Report only the number of lines holding "unsigned".

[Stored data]
** start **

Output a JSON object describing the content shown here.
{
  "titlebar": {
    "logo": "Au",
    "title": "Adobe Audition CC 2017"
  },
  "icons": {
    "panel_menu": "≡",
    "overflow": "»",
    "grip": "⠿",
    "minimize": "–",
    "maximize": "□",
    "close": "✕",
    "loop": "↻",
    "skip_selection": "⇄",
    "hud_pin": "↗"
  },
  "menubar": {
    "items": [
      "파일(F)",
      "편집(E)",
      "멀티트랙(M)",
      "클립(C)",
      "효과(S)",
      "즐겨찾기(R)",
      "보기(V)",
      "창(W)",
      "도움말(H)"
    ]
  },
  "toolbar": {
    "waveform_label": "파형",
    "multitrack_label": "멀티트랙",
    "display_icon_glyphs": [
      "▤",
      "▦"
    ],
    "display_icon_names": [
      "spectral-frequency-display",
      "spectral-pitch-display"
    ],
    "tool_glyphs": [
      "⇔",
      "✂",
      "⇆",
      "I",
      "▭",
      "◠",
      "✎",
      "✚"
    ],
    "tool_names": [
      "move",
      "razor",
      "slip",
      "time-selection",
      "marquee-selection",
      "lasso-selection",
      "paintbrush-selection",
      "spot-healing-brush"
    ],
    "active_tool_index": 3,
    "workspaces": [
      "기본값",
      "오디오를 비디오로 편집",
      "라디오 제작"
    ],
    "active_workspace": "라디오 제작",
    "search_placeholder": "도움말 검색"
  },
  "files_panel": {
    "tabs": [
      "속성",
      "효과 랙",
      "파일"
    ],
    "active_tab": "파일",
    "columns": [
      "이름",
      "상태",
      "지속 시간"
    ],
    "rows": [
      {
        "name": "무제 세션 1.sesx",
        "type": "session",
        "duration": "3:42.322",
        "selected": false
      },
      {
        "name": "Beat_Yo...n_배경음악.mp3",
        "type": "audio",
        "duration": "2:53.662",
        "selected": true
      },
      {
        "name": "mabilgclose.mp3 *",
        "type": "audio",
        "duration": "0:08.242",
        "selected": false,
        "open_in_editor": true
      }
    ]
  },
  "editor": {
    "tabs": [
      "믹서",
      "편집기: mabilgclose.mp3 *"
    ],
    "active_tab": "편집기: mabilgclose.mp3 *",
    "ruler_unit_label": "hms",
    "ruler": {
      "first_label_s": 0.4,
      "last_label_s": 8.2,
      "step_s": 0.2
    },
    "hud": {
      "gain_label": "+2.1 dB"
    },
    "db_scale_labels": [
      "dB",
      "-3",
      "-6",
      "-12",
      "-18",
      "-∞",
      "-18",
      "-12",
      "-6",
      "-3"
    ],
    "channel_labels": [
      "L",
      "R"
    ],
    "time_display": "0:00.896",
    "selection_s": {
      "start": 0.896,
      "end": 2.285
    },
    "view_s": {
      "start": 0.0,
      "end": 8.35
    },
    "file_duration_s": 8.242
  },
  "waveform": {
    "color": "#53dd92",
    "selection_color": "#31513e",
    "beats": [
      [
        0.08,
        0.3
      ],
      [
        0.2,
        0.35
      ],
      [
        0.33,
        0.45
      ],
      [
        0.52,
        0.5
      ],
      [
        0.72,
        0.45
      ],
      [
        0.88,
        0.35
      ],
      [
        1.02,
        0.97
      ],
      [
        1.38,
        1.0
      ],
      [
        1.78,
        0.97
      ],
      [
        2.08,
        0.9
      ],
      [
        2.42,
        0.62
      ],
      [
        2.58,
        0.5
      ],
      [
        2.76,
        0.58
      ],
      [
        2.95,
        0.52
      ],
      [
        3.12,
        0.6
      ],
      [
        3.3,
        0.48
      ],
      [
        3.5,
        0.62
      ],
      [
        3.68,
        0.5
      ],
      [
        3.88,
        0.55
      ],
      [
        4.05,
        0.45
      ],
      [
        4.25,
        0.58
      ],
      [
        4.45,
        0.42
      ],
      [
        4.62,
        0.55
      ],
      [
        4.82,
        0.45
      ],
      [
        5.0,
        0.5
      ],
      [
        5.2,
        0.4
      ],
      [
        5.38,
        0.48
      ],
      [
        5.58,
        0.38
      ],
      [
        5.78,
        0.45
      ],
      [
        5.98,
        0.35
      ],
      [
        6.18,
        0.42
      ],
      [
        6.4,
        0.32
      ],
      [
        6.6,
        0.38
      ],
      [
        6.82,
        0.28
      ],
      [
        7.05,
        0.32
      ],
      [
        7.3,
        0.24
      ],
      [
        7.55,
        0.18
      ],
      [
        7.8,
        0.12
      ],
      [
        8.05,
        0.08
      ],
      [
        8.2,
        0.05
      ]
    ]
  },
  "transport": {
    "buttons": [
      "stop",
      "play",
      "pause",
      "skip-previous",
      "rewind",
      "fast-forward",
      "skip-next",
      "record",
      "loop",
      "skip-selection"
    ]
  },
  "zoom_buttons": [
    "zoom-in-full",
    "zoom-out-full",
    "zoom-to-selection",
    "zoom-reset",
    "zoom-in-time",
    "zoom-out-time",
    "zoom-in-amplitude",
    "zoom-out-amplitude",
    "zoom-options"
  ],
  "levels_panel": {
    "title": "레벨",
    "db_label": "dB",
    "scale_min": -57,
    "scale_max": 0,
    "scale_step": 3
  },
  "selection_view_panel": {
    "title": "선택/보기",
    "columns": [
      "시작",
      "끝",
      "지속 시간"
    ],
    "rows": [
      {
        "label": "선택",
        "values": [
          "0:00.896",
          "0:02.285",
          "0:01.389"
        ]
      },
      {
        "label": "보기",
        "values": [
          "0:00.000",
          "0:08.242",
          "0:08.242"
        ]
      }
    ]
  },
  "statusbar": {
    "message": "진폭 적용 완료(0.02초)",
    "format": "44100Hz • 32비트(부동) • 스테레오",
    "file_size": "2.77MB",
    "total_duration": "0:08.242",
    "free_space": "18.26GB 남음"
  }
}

** end **
** start **

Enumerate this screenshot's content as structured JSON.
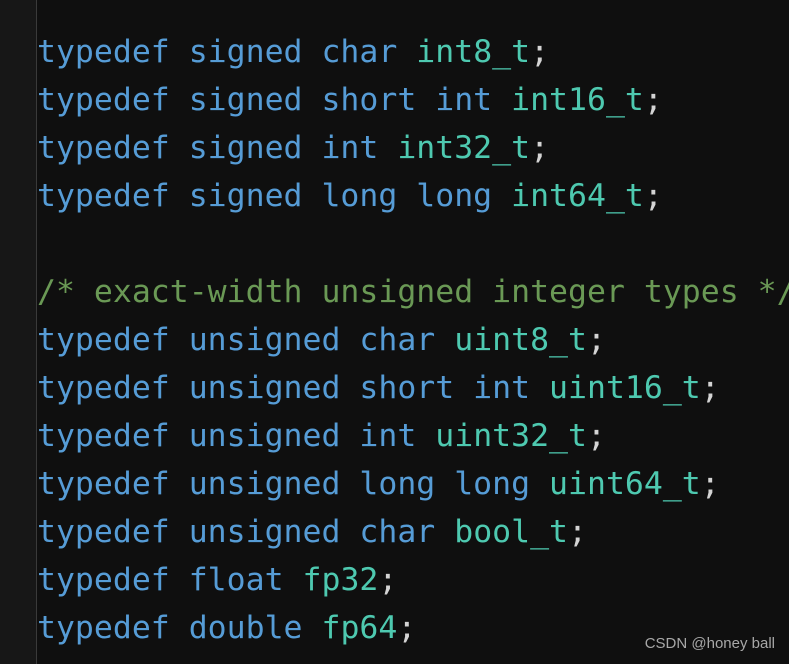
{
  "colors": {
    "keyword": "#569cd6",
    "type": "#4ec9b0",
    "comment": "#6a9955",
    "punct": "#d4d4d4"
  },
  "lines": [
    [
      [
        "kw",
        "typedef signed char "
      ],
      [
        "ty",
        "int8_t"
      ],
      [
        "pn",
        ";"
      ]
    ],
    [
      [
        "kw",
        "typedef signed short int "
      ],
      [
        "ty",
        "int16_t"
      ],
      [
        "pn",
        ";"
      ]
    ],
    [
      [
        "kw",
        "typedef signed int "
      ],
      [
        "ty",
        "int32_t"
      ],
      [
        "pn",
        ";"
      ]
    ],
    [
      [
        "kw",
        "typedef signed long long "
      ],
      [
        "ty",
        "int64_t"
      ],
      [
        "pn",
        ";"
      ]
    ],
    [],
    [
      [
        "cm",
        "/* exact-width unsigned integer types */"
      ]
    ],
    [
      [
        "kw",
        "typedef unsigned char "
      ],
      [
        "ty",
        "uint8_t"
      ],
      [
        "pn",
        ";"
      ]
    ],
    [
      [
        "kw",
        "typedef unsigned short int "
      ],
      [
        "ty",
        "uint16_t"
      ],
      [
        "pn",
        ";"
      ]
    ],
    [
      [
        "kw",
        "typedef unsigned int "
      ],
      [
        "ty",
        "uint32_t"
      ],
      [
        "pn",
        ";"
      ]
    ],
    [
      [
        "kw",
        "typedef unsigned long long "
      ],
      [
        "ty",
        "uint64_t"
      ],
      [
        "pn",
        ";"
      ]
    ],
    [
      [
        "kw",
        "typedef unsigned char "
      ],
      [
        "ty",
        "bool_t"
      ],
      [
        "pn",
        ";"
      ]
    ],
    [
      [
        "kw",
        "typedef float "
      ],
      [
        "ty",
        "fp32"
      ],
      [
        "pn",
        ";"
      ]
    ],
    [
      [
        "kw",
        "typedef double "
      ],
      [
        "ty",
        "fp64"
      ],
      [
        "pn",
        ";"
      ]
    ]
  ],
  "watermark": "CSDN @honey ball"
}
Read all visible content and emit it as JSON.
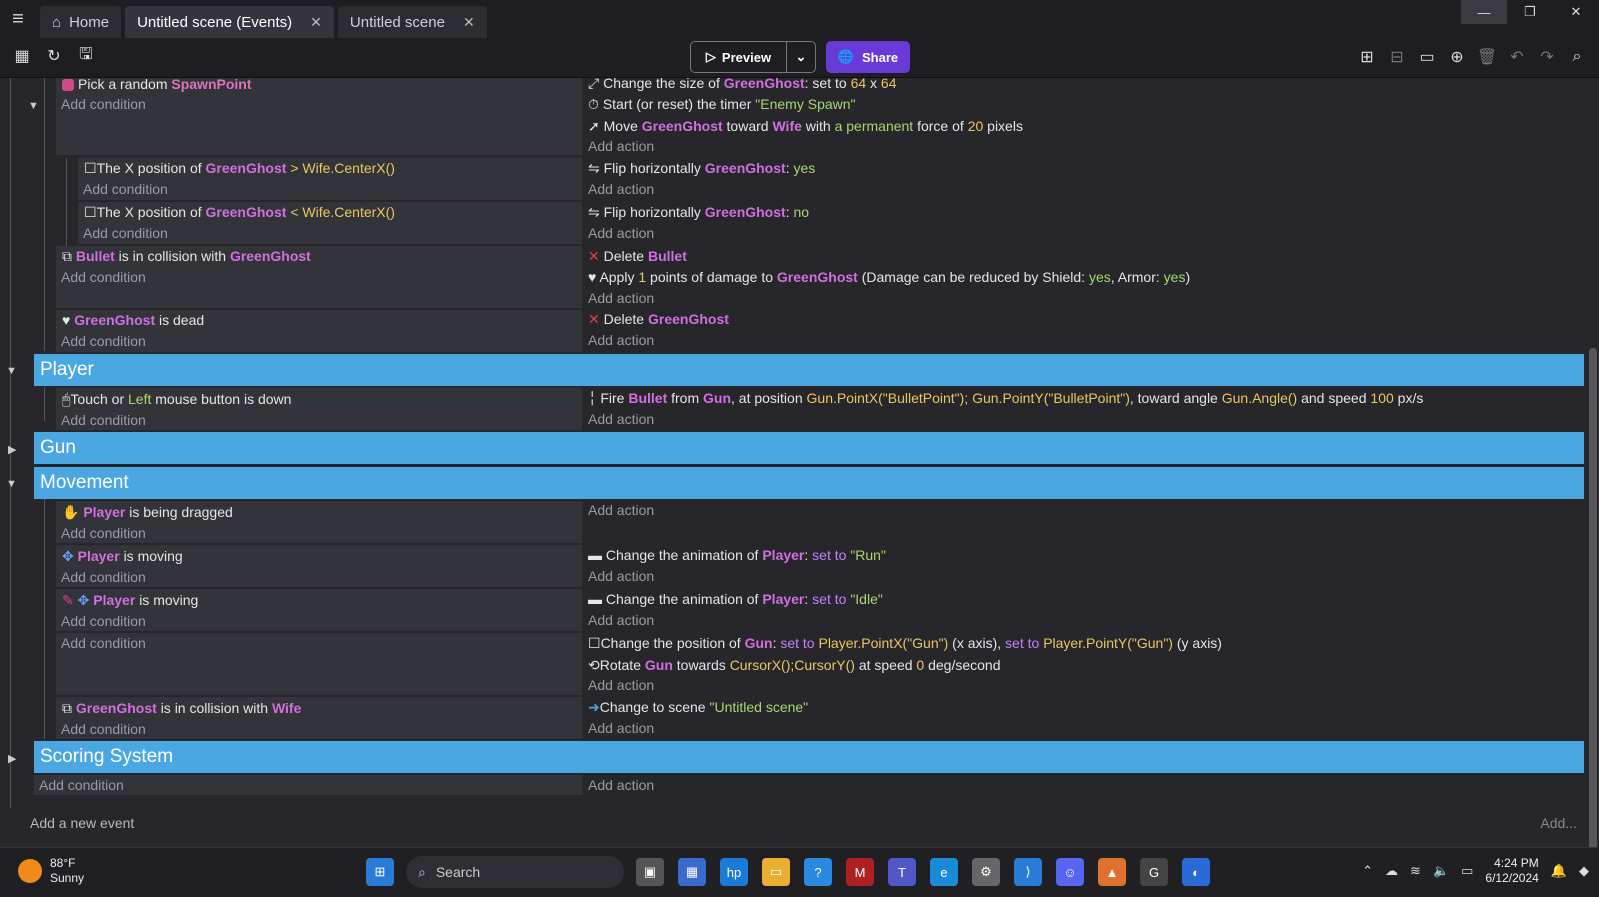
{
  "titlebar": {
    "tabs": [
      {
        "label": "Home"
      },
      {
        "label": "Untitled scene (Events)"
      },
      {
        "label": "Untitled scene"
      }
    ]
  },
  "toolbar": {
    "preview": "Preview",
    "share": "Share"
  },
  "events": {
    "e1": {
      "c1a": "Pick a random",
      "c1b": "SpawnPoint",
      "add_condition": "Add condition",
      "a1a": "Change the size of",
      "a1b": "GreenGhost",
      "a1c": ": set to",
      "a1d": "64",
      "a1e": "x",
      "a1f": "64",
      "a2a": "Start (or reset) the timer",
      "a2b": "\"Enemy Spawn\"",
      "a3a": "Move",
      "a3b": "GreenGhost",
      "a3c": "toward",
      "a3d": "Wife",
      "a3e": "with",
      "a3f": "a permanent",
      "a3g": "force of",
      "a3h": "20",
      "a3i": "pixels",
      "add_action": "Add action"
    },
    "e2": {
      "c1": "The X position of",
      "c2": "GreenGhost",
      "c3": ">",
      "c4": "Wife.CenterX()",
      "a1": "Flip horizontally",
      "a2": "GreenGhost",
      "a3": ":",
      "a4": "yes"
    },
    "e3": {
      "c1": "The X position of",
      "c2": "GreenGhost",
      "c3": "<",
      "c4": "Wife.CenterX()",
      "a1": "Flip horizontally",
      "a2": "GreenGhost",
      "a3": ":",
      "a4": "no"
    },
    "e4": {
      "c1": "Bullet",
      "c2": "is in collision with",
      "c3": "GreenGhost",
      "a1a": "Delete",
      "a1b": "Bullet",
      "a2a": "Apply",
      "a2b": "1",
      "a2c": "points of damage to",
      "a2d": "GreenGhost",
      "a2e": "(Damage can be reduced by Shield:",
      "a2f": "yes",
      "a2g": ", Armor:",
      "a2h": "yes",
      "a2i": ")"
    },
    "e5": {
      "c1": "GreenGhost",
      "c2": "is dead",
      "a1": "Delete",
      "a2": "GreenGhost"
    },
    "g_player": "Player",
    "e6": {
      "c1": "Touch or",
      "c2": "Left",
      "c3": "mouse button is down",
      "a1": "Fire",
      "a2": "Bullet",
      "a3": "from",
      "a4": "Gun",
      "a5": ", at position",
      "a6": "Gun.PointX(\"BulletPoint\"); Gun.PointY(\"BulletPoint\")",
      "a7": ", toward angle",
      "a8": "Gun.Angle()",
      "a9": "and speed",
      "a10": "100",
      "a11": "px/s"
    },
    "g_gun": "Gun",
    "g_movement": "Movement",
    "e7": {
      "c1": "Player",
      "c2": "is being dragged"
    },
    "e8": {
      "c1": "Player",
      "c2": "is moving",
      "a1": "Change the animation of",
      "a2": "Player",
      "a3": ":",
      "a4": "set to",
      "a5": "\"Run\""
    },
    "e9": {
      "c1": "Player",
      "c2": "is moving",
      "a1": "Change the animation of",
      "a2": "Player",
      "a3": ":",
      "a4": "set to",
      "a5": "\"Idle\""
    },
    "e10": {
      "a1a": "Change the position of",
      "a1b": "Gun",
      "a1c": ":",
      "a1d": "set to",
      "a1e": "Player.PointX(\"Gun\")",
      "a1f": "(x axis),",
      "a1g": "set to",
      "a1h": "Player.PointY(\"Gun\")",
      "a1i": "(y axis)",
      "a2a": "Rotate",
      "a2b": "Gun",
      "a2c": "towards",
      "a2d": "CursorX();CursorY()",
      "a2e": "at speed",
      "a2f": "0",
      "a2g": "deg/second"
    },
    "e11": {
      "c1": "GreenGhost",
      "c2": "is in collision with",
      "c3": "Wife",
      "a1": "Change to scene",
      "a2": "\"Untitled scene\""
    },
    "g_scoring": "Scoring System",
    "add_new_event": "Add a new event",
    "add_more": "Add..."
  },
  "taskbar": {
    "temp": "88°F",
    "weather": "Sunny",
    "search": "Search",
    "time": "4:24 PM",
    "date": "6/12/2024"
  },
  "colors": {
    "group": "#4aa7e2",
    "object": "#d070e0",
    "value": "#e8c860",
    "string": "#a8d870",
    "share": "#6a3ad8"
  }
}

** end **
** start **

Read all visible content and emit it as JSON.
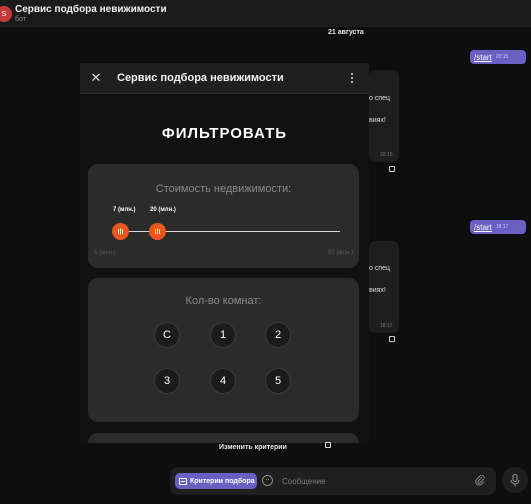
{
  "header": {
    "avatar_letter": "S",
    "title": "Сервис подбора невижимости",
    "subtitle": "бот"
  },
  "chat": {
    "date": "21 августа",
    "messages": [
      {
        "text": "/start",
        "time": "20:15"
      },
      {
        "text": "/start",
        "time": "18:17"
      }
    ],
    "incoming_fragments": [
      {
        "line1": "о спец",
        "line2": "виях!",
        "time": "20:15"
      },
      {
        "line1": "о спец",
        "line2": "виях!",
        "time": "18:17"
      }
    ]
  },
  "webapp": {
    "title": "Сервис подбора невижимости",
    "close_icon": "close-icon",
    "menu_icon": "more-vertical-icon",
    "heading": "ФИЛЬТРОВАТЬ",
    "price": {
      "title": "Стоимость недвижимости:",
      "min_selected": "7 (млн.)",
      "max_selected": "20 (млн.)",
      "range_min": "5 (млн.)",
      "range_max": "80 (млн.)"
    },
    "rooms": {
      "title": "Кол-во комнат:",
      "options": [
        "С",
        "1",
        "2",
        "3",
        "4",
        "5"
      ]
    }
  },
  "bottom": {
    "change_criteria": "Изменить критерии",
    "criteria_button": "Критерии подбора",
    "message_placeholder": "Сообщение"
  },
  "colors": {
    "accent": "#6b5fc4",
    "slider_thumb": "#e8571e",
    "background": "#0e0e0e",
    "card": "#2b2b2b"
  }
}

** end **

> [Task output]:
6